→ **WHAT YOU NEED TO DO**
Convert the material below into a numbered list with one line per item, and leave out the blank lines.

⁂

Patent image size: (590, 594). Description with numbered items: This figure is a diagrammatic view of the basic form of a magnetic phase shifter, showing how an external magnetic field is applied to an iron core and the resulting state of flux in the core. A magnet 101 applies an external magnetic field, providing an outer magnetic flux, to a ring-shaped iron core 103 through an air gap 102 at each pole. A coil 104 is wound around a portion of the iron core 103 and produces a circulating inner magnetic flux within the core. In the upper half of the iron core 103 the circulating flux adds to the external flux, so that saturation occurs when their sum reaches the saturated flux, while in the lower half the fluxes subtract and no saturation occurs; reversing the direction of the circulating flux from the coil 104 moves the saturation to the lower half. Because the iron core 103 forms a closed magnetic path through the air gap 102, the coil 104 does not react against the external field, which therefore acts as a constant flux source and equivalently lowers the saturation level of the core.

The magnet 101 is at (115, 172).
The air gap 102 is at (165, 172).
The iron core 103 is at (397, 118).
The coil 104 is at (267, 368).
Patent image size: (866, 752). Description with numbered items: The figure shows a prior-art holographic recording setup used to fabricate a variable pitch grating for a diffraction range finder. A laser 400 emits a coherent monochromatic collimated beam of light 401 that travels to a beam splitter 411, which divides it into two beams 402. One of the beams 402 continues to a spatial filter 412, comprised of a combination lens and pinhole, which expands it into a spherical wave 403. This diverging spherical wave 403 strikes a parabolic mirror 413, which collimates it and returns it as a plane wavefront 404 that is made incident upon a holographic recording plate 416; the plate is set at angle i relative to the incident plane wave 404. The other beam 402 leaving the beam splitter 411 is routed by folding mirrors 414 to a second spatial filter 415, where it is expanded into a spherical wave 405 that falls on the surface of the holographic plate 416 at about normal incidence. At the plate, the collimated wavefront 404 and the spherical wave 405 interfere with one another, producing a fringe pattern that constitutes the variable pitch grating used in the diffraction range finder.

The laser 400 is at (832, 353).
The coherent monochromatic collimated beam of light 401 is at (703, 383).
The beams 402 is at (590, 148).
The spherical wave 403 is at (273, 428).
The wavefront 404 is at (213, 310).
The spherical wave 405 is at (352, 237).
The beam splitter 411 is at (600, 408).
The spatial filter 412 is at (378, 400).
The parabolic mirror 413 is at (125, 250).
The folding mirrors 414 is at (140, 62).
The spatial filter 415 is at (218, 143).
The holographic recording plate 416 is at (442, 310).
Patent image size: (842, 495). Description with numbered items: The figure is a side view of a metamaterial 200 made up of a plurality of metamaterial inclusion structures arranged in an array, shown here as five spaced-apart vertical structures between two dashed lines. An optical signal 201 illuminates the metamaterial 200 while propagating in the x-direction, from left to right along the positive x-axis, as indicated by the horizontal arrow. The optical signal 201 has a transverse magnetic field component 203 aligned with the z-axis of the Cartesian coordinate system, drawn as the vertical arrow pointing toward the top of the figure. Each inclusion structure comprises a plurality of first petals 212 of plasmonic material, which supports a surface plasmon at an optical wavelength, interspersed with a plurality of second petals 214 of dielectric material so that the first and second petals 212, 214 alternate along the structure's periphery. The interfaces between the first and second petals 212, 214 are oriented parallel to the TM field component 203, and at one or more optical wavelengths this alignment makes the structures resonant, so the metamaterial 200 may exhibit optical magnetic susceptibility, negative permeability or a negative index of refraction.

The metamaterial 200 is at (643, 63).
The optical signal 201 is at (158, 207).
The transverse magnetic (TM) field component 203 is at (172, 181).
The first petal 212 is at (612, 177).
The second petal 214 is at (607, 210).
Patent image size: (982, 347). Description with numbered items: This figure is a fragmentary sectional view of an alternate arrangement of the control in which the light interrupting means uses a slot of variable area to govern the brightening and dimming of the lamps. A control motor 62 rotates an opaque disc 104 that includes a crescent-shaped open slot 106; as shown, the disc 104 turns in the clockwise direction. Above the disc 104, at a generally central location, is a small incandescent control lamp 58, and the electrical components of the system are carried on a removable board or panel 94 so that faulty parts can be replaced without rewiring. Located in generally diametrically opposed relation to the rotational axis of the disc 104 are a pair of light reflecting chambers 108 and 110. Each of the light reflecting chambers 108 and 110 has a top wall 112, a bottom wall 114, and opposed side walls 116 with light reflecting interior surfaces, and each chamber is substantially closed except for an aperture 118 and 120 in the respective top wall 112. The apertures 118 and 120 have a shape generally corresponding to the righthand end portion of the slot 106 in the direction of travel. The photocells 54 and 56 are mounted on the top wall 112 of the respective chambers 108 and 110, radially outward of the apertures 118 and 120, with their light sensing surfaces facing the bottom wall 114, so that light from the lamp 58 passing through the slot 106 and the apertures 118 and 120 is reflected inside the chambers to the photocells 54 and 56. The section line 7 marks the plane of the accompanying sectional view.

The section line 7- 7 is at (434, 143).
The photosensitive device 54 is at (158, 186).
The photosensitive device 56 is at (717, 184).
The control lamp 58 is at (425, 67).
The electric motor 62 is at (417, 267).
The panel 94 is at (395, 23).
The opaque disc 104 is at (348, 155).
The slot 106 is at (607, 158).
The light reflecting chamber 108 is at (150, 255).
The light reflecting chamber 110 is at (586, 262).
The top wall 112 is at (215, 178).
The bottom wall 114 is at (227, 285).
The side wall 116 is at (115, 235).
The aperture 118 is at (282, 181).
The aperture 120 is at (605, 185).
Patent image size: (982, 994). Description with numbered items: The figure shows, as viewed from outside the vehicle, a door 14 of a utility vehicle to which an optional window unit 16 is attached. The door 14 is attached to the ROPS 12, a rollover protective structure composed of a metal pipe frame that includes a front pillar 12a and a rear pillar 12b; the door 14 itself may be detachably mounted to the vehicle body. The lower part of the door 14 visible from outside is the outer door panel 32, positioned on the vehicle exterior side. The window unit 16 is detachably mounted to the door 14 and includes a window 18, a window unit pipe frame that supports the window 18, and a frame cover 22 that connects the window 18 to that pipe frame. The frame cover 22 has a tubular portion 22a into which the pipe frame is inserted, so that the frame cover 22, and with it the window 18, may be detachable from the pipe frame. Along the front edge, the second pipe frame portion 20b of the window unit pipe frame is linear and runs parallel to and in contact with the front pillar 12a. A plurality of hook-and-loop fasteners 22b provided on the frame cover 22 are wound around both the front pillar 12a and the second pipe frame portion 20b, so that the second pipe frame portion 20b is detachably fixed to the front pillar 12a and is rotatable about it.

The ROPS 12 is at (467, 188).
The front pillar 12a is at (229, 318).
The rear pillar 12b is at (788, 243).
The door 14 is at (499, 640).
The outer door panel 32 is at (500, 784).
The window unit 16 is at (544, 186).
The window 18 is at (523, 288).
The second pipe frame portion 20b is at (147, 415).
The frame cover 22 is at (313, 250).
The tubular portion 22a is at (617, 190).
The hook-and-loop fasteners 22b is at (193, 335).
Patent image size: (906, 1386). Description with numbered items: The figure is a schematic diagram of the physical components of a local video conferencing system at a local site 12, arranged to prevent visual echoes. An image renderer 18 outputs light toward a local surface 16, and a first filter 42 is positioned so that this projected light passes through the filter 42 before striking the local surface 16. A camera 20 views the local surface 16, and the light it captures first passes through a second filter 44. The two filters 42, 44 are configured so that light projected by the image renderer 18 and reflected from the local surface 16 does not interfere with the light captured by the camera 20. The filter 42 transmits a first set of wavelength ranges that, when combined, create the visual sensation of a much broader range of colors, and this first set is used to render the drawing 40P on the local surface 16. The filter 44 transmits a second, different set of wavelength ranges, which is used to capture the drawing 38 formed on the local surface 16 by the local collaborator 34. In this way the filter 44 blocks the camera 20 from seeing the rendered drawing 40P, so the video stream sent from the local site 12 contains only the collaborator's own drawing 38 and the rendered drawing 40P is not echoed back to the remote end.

⁂

→ **WRITTEN RESPONSE**
1. Patent image size: (590, 594). Description with numbered items: This figure is a diagrammatic view of the basic form of a magnetic phase shifter, showing how an external magnetic field is applied to an iron core and the resulting state of flux in the core. A magnet 101 applies an external magnetic field, providing an outer magnetic flux, to a ring-shaped iron core 103 through an air gap 102 at each pole. A coil 104 is wound around a portion of the iron core 103 and produces a circulating inner magnetic flux within the core. In the upper half of the iron core 103 the circulating flux adds to the external flux, so that saturation occurs when their sum reaches the saturated flux, while in the lower half the fluxes subtract and no saturation occurs; reversing the direction of the circulating flux from the coil 104 moves the saturation to the lower half. Because the iron core 103 forms a closed magnetic path through the air gap 102, the coil 104 does not react against the external field, which therefore acts as a constant flux source and equivalently lowers the saturation level of the core.
2. The magnet 101 is at (115, 172).
3. The air gap 102 is at (165, 172).
4. The iron core 103 is at (397, 118).
5. The coil 104 is at (267, 368).
6. Patent image size: (866, 752). Description with numbered items: The figure shows a prior-art holographic recording setup used to fabricate a variable pitch grating for a diffraction range finder. A laser 400 emits a coherent monochromatic collimated beam of light 401 that travels to a beam splitter 411, which divides it into two beams 402. One of the beams 402 continues to a spatial filter 412, comprised of a combination lens and pinhole, which expands it into a spherical wave 403. This diverging spherical wave 403 strikes a parabolic mirror 413, which collimates it and returns it as a plane wavefront 404 that is made incident upon a holographic recording plate 416; the plate is set at angle i relative to the incident plane wave 404. The other beam 402 leaving the beam splitter 411 is routed by folding mirrors 414 to a second spatial filter 415, where it is expanded into a spherical wave 405 that falls on the surface of the holographic plate 416 at about normal incidence. At the plate, the collimated wavefront 404 and the spherical wave 405 interfere with one another, producing a fringe pattern that constitutes the variable pitch grating used in the diffraction range finder.
7. The laser 400 is at (832, 353).
8. The coherent monochromatic collimated beam of light 401 is at (703, 383).
9. The beams 402 is at (590, 148).
10. The spherical wave 403 is at (273, 428).
11. The wavefront 404 is at (213, 310).
12. The spherical wave 405 is at (352, 237).
13. The beam splitter 411 is at (600, 408).
14. The spatial filter 412 is at (378, 400).
15. The parabolic mirror 413 is at (125, 250).
16. The folding mirrors 414 is at (140, 62).
17. The spatial filter 415 is at (218, 143).
18. The holographic recording plate 416 is at (442, 310).
19. Patent image size: (842, 495). Description with numbered items: The figure is a side view of a metamaterial 200 made up of a plurality of metamaterial inclusion structures arranged in an array, shown here as five spaced-apart vertical structures between two dashed lines. An optical signal 201 illuminates the metamaterial 200 while propagating in the x-direction, from left to right along the positive x-axis, as indicated by the horizontal arrow. The optical signal 201 has a transverse magnetic field component 203 aligned with the z-axis of the Cartesian coordinate system, drawn as the vertical arrow pointing toward the top of the figure. Each inclusion structure comprises a plurality of first petals 212 of plasmonic material, which supports a surface plasmon at an optical wavelength, interspersed with a plurality of second petals 214 of dielectric material so that the first and second petals 212, 214 alternate along the structure's periphery. The interfaces between the first and second petals 212, 214 are oriented parallel to the TM field component 203, and at one or more optical wavelengths this alignment makes the structures resonant, so the metamaterial 200 may exhibit optical magnetic susceptibility, negative permeability or a negative index of refraction.
20. The metamaterial 200 is at (643, 63).
21. The optical signal 201 is at (158, 207).
22. The transverse magnetic (TM) field component 203 is at (172, 181).
23. The first petal 212 is at (612, 177).
24. The second petal 214 is at (607, 210).
25. Patent image size: (982, 347). Description with numbered items: This figure is a fragmentary sectional view of an alternate arrangement of the control in which the light interrupting means uses a slot of variable area to govern the brightening and dimming of the lamps. A control motor 62 rotates an opaque disc 104 that includes a crescent-shaped open slot 106; as shown, the disc 104 turns in the clockwise direction. Above the disc 104, at a generally central location, is a small incandescent control lamp 58, and the electrical components of the system are carried on a removable board or panel 94 so that faulty parts can be replaced without rewiring. Located in generally diametrically opposed relation to the rotational axis of the disc 104 are a pair of light reflecting chambers 108 and 110. Each of the light reflecting chambers 108 and 110 has a top wall 112, a bottom wall 114, and opposed side walls 116 with light reflecting interior surfaces, and each chamber is substantially closed except for an aperture 118 and 120 in the respective top wall 112. The apertures 118 and 120 have a shape generally corresponding to the righthand end portion of the slot 106 in the direction of travel. The photocells 54 and 56 are mounted on the top wall 112 of the respective chambers 108 and 110, radially outward of the apertures 118 and 120, with their light sensing surfaces facing the bottom wall 114, so that light from the lamp 58 passing through the slot 106 and the apertures 118 and 120 is reflected inside the chambers to the photocells 54 and 56. The section line 7 marks the plane of the accompanying sectional view.
26. The section line 7- 7 is at (434, 143).
27. The photosensitive device 54 is at (158, 186).
28. The photosensitive device 56 is at (717, 184).
29. The control lamp 58 is at (425, 67).
30. The electric motor 62 is at (417, 267).
31. The panel 94 is at (395, 23).
32. The opaque disc 104 is at (348, 155).
33. The slot 106 is at (607, 158).
34. The light reflecting chamber 108 is at (150, 255).
35. The light reflecting chamber 110 is at (586, 262).
36. The top wall 112 is at (215, 178).
37. The bottom wall 114 is at (227, 285).
38. The side wall 116 is at (115, 235).
39. The aperture 118 is at (282, 181).
40. The aperture 120 is at (605, 185).
41. Patent image size: (982, 994). Description with numbered items: The figure shows, as viewed from outside the vehicle, a door 14 of a utility vehicle to which an optional window unit 16 is attached. The door 14 is attached to the ROPS 12, a rollover protective structure composed of a metal pipe frame that includes a front pillar 12a and a rear pillar 12b; the door 14 itself may be detachably mounted to the vehicle body. The lower part of the door 14 visible from outside is the outer door panel 32, positioned on the vehicle exterior side. The window unit 16 is detachably mounted to the door 14 and includes a window 18, a window unit pipe frame that supports the window 18, and a frame cover 22 that connects the window 18 to that pipe frame. The frame cover 22 has a tubular portion 22a into which the pipe frame is inserted, so that the frame cover 22, and with it the window 18, may be detachable from the pipe frame. Along the front edge, the second pipe frame portion 20b of the window unit pipe frame is linear and runs parallel to and in contact with the front pillar 12a. A plurality of hook-and-loop fasteners 22b provided on the frame cover 22 are wound around both the front pillar 12a and the second pipe frame portion 20b, so that the second pipe frame portion 20b is detachably fixed to the front pillar 12a and is rotatable about it.
42. The ROPS 12 is at (467, 188).
43. The front pillar 12a is at (229, 318).
44. The rear pillar 12b is at (788, 243).
45. The door 14 is at (499, 640).
46. The outer door panel 32 is at (500, 784).
47. The window unit 16 is at (544, 186).
48. The window 18 is at (523, 288).
49. The second pipe frame portion 20b is at (147, 415).
50. The frame cover 22 is at (313, 250).
51. The tubular portion 22a is at (617, 190).
52. The hook-and-loop fasteners 22b is at (193, 335).
53. Patent image size: (906, 1386). Description with numbered items: The figure is a schematic diagram of the physical components of a local video conferencing system at a local site 12, arranged to prevent visual echoes. An image renderer 18 outputs light toward a local surface 16, and a first filter 42 is positioned so that this projected light passes through the filter 42 before striking the local surface 16. A camera 20 views the local surface 16, and the light it captures first passes through a second filter 44. The two filters 42, 44 are configured so that light projected by the image renderer 18 and reflected from the local surface 16 does not interfere with the light captured by the camera 20. The filter 42 transmits a first set of wavelength ranges that, when combined, create the visual sensation of a much broader range of colors, and this first set is used to render the drawing 40P on the local surface 16. The filter 44 transmits a second, different set of wavelength ranges, which is used to capture the drawing 38 formed on the local surface 16 by the local collaborator 34. In this way the filter 44 blocks the camera 20 from seeing the rendered drawing 40P, so the video stream sent from the local site 12 contains only the collaborator's own drawing 38 and the rendered drawing 40P is not echoed back to the remote end.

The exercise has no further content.